------ Data shown ------
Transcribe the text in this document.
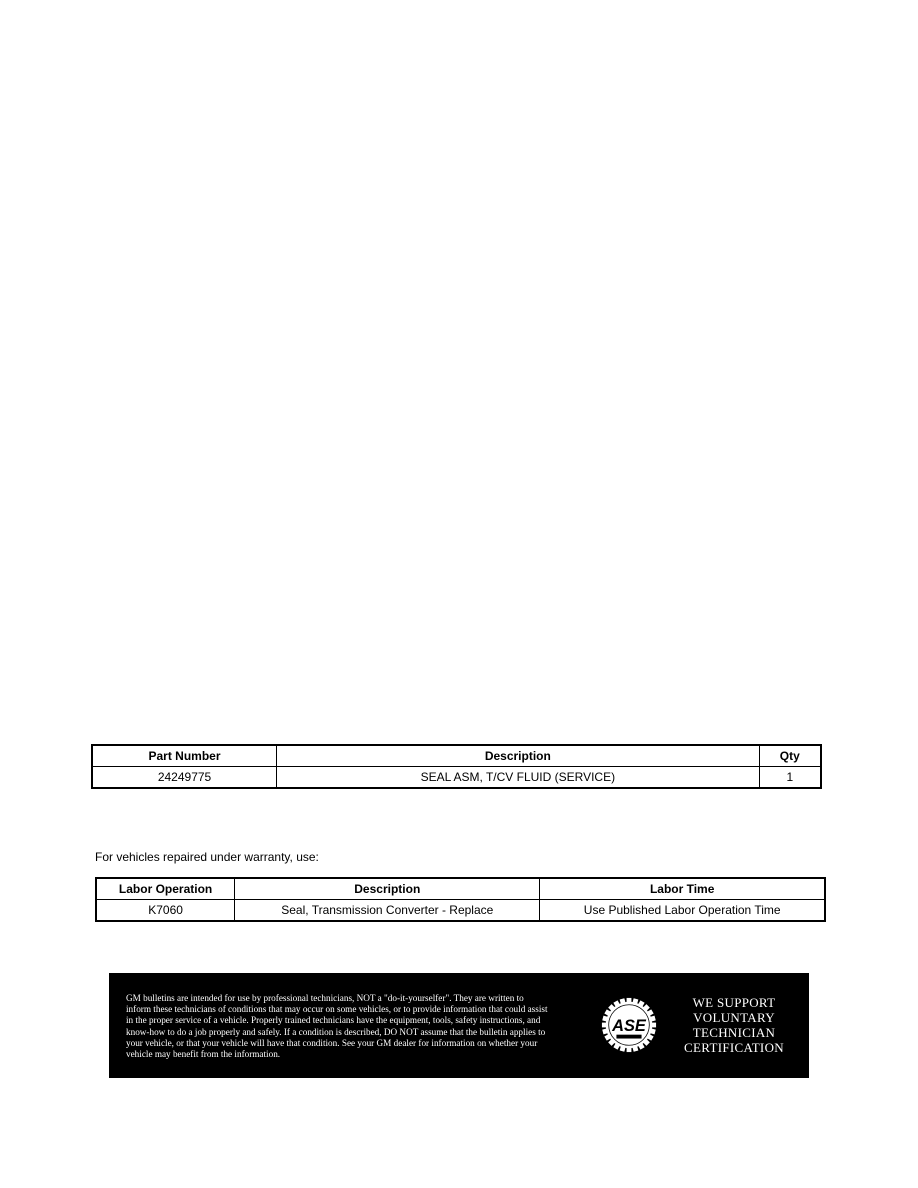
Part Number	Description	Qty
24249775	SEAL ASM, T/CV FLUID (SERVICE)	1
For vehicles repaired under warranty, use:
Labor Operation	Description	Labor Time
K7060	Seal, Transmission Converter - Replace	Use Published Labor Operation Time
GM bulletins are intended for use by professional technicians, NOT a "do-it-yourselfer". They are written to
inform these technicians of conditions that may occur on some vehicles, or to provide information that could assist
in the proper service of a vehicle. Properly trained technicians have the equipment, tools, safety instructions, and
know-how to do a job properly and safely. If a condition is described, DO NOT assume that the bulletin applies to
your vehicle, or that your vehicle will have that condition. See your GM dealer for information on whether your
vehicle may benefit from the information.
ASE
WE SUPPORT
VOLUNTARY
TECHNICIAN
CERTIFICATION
------
### Given request
Looking at the entries above, how many lines contain the word "vehicles"? Answer with the number alone.

### Full response
2